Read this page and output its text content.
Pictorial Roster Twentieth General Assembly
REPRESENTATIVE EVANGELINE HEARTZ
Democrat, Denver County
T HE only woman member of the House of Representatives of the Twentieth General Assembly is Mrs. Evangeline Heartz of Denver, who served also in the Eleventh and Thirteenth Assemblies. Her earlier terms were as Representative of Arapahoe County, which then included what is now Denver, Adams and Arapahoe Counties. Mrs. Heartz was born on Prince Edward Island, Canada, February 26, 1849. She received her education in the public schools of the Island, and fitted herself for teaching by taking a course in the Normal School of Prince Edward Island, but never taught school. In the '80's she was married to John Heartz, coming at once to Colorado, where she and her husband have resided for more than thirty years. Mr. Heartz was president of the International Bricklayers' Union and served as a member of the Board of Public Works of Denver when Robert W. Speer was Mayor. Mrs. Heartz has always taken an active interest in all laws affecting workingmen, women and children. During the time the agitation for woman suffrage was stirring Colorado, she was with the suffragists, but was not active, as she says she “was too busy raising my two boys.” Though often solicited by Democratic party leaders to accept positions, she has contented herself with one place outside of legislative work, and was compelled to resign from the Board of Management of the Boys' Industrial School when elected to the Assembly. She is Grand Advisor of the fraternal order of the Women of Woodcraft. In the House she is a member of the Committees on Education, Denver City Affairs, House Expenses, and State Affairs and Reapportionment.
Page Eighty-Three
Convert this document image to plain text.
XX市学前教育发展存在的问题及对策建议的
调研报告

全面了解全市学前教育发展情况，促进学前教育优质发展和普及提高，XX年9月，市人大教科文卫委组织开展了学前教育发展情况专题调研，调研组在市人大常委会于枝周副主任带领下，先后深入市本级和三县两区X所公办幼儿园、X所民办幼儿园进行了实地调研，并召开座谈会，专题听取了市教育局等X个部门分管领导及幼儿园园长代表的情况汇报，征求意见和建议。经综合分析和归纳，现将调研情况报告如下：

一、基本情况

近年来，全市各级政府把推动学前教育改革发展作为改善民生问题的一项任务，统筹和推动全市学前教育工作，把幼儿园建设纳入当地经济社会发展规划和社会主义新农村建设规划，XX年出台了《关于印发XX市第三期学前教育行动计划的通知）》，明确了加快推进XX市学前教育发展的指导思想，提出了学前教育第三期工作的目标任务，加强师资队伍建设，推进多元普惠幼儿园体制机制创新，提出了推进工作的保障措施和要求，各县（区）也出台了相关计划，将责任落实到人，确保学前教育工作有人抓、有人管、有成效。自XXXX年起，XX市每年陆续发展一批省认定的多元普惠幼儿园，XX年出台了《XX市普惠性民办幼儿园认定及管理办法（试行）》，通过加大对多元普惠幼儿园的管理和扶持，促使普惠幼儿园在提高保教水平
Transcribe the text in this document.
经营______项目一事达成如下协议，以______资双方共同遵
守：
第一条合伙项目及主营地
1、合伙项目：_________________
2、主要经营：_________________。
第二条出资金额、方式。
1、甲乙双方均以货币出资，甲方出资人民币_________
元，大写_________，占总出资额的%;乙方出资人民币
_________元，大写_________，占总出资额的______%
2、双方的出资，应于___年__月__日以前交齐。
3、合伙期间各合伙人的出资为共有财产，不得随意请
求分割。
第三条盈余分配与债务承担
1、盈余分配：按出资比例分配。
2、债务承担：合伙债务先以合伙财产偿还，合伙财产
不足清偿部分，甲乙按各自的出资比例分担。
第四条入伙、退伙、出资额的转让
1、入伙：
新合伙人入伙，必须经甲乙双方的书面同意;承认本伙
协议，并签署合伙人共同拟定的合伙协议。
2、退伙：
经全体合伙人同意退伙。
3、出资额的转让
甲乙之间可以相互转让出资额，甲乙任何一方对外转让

________________

■ **The exercise**:
Which lines contain the word "text"? Copy each of them.

■ **Output of the exercise**:
Read this page and output its text content.
Convert this document image to plain text.
Transcribe the text in this document.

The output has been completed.